[STATED PROBLEM]: Print out the entries below with no edits.

Source records
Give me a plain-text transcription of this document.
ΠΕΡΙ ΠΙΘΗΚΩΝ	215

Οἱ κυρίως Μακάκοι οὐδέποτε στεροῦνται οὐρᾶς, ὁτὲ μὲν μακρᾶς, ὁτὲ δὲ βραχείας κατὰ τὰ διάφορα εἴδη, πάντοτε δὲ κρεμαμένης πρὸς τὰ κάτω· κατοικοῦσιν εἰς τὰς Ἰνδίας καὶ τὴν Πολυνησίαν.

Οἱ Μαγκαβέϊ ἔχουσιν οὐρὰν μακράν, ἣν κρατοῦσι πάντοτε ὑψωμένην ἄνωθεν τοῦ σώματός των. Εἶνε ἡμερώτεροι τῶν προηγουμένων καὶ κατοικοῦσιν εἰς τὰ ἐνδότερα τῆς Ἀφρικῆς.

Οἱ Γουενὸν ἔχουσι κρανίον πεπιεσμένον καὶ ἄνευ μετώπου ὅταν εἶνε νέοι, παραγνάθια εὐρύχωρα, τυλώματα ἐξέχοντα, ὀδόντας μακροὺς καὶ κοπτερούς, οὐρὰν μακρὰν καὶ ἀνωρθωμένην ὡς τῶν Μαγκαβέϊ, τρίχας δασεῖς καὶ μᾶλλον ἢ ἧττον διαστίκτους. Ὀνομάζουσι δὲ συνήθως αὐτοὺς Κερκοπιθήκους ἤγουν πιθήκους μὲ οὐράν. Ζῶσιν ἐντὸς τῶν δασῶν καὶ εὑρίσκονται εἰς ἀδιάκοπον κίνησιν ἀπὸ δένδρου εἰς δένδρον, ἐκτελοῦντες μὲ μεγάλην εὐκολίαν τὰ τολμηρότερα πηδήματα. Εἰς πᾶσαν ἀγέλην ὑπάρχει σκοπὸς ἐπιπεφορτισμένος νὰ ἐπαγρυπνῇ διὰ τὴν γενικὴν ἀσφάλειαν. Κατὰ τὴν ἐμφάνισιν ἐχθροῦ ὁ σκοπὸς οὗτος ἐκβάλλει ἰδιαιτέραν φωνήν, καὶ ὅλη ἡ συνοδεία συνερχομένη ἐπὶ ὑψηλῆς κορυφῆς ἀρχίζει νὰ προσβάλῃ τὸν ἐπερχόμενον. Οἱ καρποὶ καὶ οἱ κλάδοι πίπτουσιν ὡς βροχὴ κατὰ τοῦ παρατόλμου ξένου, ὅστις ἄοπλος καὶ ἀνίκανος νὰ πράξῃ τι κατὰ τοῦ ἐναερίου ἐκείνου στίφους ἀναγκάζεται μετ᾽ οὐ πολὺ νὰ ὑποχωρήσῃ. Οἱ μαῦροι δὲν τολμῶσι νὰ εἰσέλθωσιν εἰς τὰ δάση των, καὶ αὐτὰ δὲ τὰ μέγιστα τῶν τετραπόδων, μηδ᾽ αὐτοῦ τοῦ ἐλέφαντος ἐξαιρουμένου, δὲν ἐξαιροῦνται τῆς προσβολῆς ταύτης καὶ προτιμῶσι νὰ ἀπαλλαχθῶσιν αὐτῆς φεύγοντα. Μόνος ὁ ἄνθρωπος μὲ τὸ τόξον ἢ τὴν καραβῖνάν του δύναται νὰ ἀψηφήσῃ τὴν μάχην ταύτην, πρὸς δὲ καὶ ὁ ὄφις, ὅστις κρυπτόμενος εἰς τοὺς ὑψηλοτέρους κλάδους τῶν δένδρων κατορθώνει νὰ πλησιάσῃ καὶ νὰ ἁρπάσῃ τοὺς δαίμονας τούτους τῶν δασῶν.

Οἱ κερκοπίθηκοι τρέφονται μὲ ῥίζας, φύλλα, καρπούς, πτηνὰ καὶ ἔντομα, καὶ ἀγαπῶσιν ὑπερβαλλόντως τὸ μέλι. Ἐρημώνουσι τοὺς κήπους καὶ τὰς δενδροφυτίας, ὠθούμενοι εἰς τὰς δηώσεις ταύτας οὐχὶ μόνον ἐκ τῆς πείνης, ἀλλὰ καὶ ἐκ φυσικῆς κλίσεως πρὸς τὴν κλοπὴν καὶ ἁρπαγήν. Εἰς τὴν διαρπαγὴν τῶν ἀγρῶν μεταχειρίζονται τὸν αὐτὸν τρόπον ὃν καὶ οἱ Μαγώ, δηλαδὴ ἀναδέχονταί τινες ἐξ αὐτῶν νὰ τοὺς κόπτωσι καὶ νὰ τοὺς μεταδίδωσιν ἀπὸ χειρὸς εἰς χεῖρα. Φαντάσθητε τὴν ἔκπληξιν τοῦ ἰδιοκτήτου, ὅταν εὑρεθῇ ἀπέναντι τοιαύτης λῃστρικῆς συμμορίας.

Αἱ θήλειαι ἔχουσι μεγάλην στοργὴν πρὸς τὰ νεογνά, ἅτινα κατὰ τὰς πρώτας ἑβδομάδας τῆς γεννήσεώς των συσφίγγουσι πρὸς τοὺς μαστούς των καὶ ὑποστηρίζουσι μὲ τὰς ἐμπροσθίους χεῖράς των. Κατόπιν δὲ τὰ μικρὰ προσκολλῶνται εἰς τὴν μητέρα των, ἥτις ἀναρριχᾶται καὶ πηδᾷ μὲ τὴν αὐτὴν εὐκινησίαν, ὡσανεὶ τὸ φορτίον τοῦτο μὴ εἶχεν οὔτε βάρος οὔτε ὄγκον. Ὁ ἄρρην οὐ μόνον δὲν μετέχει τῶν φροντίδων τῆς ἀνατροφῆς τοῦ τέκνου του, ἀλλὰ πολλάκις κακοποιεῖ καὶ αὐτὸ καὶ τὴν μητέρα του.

[WRITTEN RESPONSE]:
Give me a plain-text transcription of this document.
ΠΕΡΙ ΠΙΘΗΚΩΝ	215

Οἱ κυρίως Μακάκοι οὐδέποτε στεροῦνται οὐρᾶς, ὁτὲ μὲν μακρᾶς, ὁτὲ δὲ βραχείας κατὰ τὰ διάφορα εἴδη, πάντοτε δὲ κρεμαμένης πρὸς τὰ κάτω· κατοικοῦσιν εἰς τὰς Ἰνδίας καὶ τὴν Πολυνησίαν.

Οἱ Μαγκαβέϊ ἔχουσιν οὐρὰν μακράν, ἣν κρατοῦσι πάντοτε ὑψωμένην ἄνωθεν τοῦ σώματός των. Εἶνε ἡμερώτεροι τῶν προηγουμένων καὶ κατοικοῦσιν εἰς τὰ ἐνδότερα τῆς Ἀφρικῆς.

Οἱ Γουενὸν ἔχουσι κρανίον πεπιεσμένον καὶ ἄνευ μετώπου ὅταν εἶνε νέοι, παραγνάθια εὐρύχωρα, τυλώματα ἐξέχοντα, ὀδόντας μακροὺς καὶ κοπτερούς, οὐρὰν μακρὰν καὶ ἀνωρθωμένην ὡς τῶν Μαγκαβέϊ, τρίχας δασεῖς καὶ μᾶλλον ἢ ἧττον διαστίκτους. Ὀνομάζουσι δὲ συνήθως αὐτοὺς Κερκοπιθήκους ἤγουν πιθήκους μὲ οὐράν. Ζῶσιν ἐντὸς τῶν δασῶν καὶ εὑρίσκονται εἰς ἀδιάκοπον κίνησιν ἀπὸ δένδρου εἰς δένδρον, ἐκτελοῦντες μὲ μεγάλην εὐκολίαν τὰ τολμηρότερα πηδήματα. Εἰς πᾶσαν ἀγέλην ὑπάρχει σκοπὸς ἐπιπεφορτισμένος νὰ ἐπαγρυπνῇ διὰ τὴν γενικὴν ἀσφάλειαν. Κατὰ τὴν ἐμφάνισιν ἐχθροῦ ὁ σκοπὸς οὗτος ἐκβάλλει ἰδιαιτέραν φωνήν, καὶ ὅλη ἡ συνοδεία συνερχομένη ἐπὶ ὑψηλῆς κορυφῆς ἀρχίζει νὰ προσβάλῃ τὸν ἐπερχόμενον. Οἱ καρποὶ καὶ οἱ κλάδοι πίπτουσιν ὡς βροχὴ κατὰ τοῦ παρατόλμου ξένου, ὅστις ἄοπλος καὶ ἀνίκανος νὰ πράξῃ τι κατὰ τοῦ ἐναερίου ἐκείνου στίφους ἀναγκάζεται μετ᾽ οὐ πολὺ νὰ ὑποχωρήσῃ. Οἱ μαῦροι δὲν τολμῶσι νὰ εἰσέλθωσιν εἰς τὰ δάση των, καὶ αὐτὰ δὲ τὰ μέγιστα τῶν τετραπόδων, μηδ᾽ αὐτοῦ τοῦ ἐλέφαντος ἐξαιρουμένου, δὲν ἐξαιροῦνται τῆς προσβολῆς ταύτης καὶ προτιμῶσι νὰ ἀπαλλαχθῶσιν αὐτῆς φεύγοντα. Μόνος ὁ ἄνθρωπος μὲ τὸ τόξον ἢ τὴν καραβῖνάν του δύναται νὰ ἀψηφήσῃ τὴν μάχην ταύτην, πρὸς δὲ καὶ ὁ ὄφις, ὅστις κρυπτόμενος εἰς τοὺς ὑψηλοτέρους κλάδους τῶν δένδρων κατορθώνει νὰ πλησιάσῃ καὶ νὰ ἁρπάσῃ τοὺς δαίμονας τούτους τῶν δασῶν.

Οἱ κερκοπίθηκοι τρέφονται μὲ ῥίζας, φύλλα, καρπούς, πτηνὰ καὶ ἔντομα, καὶ ἀγαπῶσιν ὑπερβαλλόντως τὸ μέλι. Ἐρημώνουσι τοὺς κήπους καὶ τὰς δενδροφυτίας, ὠθούμενοι εἰς τὰς δηώσεις ταύτας οὐχὶ μόνον ἐκ τῆς πείνης, ἀλλὰ καὶ ἐκ φυσικῆς κλίσεως πρὸς τὴν κλοπὴν καὶ ἁρπαγήν. Εἰς τὴν διαρπαγὴν τῶν ἀγρῶν μεταχειρίζονται τὸν αὐτὸν τρόπον ὃν καὶ οἱ Μαγώ, δηλαδὴ ἀναδέχονταί τινες ἐξ αὐτῶν νὰ τοὺς κόπτωσι καὶ νὰ τοὺς μεταδίδωσιν ἀπὸ χειρὸς εἰς χεῖρα. Φαντάσθητε τὴν ἔκπληξιν τοῦ ἰδιοκτήτου, ὅταν εὑρεθῇ ἀπέναντι τοιαύτης λῃστρικῆς συμμορίας.

Αἱ θήλειαι ἔχουσι μεγάλην στοργὴν πρὸς τὰ νεογνά, ἅτινα κατὰ τὰς πρώτας ἑβδομάδας τῆς γεννήσεώς των συσφίγγουσι πρὸς τοὺς μαστούς των καὶ ὑποστηρίζουσι μὲ τὰς ἐμπροσθίους χεῖράς των. Κατόπιν δὲ τὰ μικρὰ προσκολλῶνται εἰς τὴν μητέρα των, ἥτις ἀναρριχᾶται καὶ πηδᾷ μὲ τὴν αὐτὴν εὐκινησίαν, ὡσανεὶ τὸ φορτίον τοῦτο μὴ εἶχεν οὔτε βάρος οὔτε ὄγκον. Ὁ ἄρρην οὐ μόνον δὲν μετέχει τῶν φροντίδων τῆς ἀνατροφῆς τοῦ τέκνου του, ἀλλὰ πολλάκις κακοποιεῖ καὶ αὐτὸ καὶ τὴν μητέρα του.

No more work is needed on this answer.